[Start of Records for this exercise]

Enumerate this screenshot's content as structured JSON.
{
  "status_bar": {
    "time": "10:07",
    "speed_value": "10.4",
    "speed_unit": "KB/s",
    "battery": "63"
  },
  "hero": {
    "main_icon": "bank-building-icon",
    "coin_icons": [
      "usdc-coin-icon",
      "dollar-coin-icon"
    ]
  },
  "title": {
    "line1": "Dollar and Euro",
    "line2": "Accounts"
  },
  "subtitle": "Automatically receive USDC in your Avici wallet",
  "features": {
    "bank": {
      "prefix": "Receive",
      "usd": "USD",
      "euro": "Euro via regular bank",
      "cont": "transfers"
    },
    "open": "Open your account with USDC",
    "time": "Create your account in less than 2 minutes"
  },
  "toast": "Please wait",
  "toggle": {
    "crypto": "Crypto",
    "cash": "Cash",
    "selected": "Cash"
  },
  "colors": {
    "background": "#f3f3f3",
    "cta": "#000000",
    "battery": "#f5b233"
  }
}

[End of Records for this exercise]

◆ Objective ◆
Reproduce all of the material above word for word.

◆ Answer in full ◆
Enumerate this screenshot's content as structured JSON.
{
  "status_bar": {
    "time": "10:07",
    "speed_value": "10.4",
    "speed_unit": "KB/s",
    "battery": "63"
  },
  "hero": {
    "main_icon": "bank-building-icon",
    "coin_icons": [
      "usdc-coin-icon",
      "dollar-coin-icon"
    ]
  },
  "title": {
    "line1": "Dollar and Euro",
    "line2": "Accounts"
  },
  "subtitle": "Automatically receive USDC in your Avici wallet",
  "features": {
    "bank": {
      "prefix": "Receive",
      "usd": "USD",
      "euro": "Euro via regular bank",
      "cont": "transfers"
    },
    "open": "Open your account with USDC",
    "time": "Create your account in less than 2 minutes"
  },
  "toast": "Please wait",
  "toggle": {
    "crypto": "Crypto",
    "cash": "Cash",
    "selected": "Cash"
  },
  "colors": {
    "background": "#f3f3f3",
    "cta": "#000000",
    "battery": "#f5b233"
  }
}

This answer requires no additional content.